Data for this exercise =

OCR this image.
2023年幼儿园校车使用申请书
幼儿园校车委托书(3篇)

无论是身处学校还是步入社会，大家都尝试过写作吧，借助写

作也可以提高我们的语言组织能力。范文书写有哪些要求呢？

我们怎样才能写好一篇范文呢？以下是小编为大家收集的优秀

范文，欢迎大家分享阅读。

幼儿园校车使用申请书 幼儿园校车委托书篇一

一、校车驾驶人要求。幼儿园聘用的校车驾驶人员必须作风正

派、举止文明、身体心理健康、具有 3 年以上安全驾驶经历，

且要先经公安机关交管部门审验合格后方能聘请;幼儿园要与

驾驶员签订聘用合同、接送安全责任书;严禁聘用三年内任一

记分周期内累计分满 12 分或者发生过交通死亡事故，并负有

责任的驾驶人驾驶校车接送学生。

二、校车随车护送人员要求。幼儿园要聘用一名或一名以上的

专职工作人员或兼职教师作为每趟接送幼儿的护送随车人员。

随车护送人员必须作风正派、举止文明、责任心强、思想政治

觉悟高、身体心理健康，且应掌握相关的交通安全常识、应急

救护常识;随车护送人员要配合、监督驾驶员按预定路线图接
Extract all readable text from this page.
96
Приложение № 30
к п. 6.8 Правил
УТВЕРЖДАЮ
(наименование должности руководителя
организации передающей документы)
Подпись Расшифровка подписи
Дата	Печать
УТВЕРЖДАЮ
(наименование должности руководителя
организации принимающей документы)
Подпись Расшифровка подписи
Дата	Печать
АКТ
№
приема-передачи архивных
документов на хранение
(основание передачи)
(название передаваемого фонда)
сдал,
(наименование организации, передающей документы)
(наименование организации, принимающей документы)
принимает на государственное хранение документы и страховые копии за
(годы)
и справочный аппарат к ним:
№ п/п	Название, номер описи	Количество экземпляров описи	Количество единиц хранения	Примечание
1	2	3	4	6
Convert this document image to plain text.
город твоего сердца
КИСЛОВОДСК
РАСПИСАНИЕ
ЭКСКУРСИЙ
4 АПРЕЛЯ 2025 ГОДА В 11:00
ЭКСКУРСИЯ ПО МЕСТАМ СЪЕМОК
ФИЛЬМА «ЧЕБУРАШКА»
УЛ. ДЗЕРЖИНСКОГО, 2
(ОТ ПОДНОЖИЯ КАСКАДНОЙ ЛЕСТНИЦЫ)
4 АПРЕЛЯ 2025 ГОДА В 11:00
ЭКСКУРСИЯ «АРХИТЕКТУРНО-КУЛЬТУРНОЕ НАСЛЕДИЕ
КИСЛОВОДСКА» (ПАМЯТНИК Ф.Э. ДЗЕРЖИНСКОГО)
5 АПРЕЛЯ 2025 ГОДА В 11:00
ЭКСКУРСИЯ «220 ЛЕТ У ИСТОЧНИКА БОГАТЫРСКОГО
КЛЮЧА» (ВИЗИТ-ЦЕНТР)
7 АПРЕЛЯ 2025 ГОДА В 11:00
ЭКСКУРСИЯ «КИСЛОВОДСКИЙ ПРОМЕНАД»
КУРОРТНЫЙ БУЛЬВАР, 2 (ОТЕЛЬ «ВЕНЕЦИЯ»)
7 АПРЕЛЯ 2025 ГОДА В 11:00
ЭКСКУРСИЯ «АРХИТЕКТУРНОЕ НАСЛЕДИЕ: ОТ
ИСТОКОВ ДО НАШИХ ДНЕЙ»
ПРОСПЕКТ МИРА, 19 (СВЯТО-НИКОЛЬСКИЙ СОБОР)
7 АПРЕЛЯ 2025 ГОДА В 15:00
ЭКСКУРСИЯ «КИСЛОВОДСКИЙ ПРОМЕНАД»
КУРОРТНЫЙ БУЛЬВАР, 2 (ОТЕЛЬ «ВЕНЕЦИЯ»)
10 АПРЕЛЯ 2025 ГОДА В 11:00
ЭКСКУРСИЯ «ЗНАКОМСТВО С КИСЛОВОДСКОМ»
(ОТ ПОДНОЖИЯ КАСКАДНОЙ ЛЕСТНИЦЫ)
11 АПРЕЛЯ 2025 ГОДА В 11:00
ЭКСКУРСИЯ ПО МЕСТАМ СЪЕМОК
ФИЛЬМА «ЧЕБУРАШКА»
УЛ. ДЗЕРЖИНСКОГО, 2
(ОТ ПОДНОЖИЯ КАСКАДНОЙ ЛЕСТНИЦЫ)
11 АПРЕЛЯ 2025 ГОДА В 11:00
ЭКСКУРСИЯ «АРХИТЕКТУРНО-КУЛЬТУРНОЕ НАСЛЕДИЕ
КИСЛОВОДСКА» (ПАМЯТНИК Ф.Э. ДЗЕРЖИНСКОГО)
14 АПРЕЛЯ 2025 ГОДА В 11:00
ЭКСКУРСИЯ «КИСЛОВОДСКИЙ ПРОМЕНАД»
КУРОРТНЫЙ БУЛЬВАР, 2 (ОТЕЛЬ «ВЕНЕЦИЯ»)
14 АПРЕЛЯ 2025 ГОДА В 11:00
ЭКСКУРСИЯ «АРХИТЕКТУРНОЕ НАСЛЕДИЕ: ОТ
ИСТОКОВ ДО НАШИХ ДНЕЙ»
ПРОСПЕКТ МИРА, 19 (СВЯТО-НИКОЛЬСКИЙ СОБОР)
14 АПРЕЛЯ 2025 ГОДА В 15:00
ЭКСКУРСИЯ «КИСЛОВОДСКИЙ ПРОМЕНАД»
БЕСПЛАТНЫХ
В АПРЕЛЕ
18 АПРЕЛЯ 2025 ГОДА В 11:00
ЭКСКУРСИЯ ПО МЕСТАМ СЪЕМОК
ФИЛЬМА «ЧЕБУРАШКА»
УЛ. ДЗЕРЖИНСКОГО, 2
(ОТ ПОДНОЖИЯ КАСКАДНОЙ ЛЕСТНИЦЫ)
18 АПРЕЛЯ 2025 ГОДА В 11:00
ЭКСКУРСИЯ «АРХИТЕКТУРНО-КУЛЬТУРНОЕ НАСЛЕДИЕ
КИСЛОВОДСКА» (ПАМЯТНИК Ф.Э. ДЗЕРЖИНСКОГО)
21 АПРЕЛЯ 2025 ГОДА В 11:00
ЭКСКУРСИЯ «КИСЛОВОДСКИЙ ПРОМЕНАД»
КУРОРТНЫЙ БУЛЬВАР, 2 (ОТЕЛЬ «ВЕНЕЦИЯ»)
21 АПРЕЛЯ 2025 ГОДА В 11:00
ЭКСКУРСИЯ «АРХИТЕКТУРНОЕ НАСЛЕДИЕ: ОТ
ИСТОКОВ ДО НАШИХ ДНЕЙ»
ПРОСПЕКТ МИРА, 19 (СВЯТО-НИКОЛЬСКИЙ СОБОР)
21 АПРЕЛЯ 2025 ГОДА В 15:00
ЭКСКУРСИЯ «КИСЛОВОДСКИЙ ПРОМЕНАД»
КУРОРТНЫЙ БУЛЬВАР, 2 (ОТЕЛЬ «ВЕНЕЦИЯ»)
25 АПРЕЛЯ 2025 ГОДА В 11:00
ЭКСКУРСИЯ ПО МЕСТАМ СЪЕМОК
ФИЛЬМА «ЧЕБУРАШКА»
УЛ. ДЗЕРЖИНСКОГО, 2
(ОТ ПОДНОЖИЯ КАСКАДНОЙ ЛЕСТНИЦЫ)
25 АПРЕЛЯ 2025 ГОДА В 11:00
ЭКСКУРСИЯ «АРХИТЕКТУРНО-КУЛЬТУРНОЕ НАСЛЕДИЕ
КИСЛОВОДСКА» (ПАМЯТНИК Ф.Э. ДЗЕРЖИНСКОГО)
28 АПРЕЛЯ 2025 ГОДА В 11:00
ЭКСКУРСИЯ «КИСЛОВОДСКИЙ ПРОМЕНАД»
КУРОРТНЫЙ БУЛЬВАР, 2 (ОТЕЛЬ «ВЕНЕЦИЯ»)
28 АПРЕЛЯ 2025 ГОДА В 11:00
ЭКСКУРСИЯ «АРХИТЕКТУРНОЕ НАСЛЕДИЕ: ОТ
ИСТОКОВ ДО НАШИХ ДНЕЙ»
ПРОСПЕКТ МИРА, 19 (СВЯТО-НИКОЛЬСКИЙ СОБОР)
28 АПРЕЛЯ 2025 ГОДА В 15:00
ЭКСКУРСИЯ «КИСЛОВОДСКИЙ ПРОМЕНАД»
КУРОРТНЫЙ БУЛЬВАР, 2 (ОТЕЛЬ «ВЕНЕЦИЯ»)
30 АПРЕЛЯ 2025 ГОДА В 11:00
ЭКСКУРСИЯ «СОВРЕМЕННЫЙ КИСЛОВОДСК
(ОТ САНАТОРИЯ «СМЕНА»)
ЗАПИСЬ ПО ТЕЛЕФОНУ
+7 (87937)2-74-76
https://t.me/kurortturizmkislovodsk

The exercise = Check each line in the records for the word "наименование" and say how many have it, with nothing else.

Solved problem = 4